Wherever "Asset" appears in a line, list that line.

Begin Records for processing

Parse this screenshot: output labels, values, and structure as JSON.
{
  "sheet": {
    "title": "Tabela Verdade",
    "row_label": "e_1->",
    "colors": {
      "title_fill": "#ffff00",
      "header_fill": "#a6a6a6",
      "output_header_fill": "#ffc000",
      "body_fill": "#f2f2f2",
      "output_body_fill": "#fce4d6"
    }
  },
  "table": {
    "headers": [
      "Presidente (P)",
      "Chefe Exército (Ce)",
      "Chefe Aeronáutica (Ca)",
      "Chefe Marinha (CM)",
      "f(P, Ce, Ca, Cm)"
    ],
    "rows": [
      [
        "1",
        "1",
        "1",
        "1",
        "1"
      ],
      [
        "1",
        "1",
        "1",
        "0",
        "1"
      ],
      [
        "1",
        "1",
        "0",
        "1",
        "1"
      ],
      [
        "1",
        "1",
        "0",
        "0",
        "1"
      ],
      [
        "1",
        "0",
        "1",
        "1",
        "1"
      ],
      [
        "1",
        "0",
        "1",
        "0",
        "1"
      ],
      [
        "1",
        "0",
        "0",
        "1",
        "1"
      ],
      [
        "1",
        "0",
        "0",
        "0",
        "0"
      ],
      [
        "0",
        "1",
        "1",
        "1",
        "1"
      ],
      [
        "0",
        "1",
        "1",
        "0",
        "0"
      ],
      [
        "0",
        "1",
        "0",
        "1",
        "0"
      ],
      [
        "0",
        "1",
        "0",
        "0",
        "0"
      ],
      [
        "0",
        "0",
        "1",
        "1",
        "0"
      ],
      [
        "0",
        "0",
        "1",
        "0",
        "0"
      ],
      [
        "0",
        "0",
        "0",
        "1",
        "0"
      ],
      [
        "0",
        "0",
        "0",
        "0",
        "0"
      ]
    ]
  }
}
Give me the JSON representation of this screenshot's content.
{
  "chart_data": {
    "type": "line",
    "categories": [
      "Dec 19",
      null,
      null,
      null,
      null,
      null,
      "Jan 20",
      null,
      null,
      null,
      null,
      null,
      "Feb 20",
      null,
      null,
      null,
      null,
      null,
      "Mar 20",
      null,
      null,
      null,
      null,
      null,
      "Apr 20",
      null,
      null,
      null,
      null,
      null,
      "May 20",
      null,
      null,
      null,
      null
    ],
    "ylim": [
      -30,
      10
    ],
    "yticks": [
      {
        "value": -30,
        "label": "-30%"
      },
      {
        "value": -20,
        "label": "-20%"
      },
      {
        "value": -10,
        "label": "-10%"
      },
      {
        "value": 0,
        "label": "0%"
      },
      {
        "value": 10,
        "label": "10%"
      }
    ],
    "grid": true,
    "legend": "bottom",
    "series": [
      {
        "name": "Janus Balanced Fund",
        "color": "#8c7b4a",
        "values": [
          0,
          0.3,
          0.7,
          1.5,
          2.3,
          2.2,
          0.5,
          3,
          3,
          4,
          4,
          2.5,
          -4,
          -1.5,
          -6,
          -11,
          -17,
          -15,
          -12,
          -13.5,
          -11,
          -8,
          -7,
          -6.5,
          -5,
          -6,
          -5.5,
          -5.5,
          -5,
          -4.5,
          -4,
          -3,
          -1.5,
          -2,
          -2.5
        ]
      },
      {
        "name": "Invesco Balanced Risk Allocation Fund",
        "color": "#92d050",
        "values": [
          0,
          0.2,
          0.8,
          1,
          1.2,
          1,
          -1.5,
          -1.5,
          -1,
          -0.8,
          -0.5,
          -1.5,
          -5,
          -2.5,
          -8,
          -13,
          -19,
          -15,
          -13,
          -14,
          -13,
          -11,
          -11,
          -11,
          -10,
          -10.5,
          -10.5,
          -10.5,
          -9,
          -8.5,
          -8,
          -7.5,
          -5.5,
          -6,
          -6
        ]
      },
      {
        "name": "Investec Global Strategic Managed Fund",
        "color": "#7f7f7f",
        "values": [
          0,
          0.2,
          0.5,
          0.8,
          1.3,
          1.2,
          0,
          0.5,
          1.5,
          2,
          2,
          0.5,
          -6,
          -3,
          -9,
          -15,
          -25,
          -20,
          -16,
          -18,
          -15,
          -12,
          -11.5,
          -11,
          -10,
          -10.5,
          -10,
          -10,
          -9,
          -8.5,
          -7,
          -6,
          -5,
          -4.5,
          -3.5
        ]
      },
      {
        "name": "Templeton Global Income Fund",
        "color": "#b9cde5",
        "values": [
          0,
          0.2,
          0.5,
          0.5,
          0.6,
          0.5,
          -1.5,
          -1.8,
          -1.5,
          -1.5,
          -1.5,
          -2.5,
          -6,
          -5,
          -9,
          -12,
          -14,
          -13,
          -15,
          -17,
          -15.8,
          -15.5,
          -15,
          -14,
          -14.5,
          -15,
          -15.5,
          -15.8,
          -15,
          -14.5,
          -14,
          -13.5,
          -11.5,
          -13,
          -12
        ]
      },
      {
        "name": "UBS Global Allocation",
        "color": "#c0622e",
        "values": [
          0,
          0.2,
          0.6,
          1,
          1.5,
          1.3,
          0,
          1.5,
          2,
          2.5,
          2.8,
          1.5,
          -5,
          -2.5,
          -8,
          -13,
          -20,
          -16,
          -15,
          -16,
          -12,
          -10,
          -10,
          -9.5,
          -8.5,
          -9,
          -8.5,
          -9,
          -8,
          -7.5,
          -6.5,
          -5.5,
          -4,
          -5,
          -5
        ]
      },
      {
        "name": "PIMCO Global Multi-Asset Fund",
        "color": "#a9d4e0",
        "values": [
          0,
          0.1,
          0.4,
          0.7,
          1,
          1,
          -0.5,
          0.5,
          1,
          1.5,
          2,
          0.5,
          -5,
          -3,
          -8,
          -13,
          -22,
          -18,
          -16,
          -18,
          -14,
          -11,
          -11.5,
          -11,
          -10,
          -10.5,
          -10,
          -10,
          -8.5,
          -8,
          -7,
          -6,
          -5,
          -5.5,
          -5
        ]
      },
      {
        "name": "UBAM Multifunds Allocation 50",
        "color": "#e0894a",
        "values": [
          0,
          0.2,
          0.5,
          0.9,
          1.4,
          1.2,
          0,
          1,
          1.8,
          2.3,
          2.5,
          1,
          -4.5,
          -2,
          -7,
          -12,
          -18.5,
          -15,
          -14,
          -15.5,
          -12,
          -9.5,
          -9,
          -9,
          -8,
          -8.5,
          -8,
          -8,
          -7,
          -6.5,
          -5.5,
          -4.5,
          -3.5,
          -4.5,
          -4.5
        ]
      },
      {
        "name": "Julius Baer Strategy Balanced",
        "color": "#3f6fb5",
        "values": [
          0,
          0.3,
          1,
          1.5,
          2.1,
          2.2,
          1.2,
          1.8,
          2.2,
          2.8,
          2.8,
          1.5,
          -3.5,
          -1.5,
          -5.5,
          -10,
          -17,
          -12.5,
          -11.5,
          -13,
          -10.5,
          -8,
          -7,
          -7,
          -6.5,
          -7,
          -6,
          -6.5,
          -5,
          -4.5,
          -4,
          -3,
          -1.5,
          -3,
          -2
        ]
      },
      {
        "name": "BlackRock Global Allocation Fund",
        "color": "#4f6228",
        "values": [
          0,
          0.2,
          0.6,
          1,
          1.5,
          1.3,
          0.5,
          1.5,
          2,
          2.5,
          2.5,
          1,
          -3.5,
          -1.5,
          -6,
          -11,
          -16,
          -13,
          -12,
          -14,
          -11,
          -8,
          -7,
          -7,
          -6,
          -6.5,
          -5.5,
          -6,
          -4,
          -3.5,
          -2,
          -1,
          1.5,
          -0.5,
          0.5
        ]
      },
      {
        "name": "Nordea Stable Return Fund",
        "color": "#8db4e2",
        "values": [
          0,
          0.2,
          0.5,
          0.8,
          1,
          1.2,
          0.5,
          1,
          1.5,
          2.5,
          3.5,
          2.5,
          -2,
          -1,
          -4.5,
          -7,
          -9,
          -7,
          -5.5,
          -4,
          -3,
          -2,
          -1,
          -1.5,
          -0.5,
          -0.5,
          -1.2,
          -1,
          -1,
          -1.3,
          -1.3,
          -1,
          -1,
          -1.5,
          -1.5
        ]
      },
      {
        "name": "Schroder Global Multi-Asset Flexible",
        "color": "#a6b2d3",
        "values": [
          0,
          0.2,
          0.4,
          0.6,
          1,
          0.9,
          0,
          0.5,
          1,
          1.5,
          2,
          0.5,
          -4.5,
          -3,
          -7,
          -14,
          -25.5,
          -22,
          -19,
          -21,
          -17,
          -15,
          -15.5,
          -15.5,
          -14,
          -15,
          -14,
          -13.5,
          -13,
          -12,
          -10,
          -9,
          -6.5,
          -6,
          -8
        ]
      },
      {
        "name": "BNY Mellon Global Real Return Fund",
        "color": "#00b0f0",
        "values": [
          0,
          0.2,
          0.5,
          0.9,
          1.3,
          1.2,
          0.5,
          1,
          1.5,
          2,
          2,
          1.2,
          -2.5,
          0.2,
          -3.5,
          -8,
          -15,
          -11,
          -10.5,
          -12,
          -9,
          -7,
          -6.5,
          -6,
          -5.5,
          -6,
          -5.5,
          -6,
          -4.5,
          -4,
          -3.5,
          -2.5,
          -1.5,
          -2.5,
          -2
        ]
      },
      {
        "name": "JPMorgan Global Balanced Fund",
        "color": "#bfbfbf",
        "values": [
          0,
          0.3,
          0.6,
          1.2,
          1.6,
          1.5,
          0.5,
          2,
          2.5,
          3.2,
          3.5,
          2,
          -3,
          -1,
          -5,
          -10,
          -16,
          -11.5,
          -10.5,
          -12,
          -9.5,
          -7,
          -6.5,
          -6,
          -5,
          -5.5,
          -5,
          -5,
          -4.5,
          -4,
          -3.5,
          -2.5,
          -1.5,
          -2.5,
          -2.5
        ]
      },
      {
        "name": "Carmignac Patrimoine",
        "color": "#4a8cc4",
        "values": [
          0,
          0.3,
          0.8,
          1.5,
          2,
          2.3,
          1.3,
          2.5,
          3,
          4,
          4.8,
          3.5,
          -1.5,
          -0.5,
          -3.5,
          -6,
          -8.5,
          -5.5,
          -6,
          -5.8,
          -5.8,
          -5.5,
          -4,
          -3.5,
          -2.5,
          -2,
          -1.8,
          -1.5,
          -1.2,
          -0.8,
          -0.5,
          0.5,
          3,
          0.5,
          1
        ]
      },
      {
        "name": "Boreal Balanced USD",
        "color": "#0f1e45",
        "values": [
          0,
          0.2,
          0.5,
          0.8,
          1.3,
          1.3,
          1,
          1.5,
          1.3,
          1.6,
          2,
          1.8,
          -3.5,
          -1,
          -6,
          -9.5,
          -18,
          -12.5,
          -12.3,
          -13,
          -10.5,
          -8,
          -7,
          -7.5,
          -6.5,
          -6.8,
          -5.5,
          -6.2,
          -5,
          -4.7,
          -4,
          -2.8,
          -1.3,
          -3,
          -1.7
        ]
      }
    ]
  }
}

End Records for processing

◆ Full solution
        "name": "PIMCO Global Multi-Asset Fund",
        "name": "Schroder Global Multi-Asset Flexible",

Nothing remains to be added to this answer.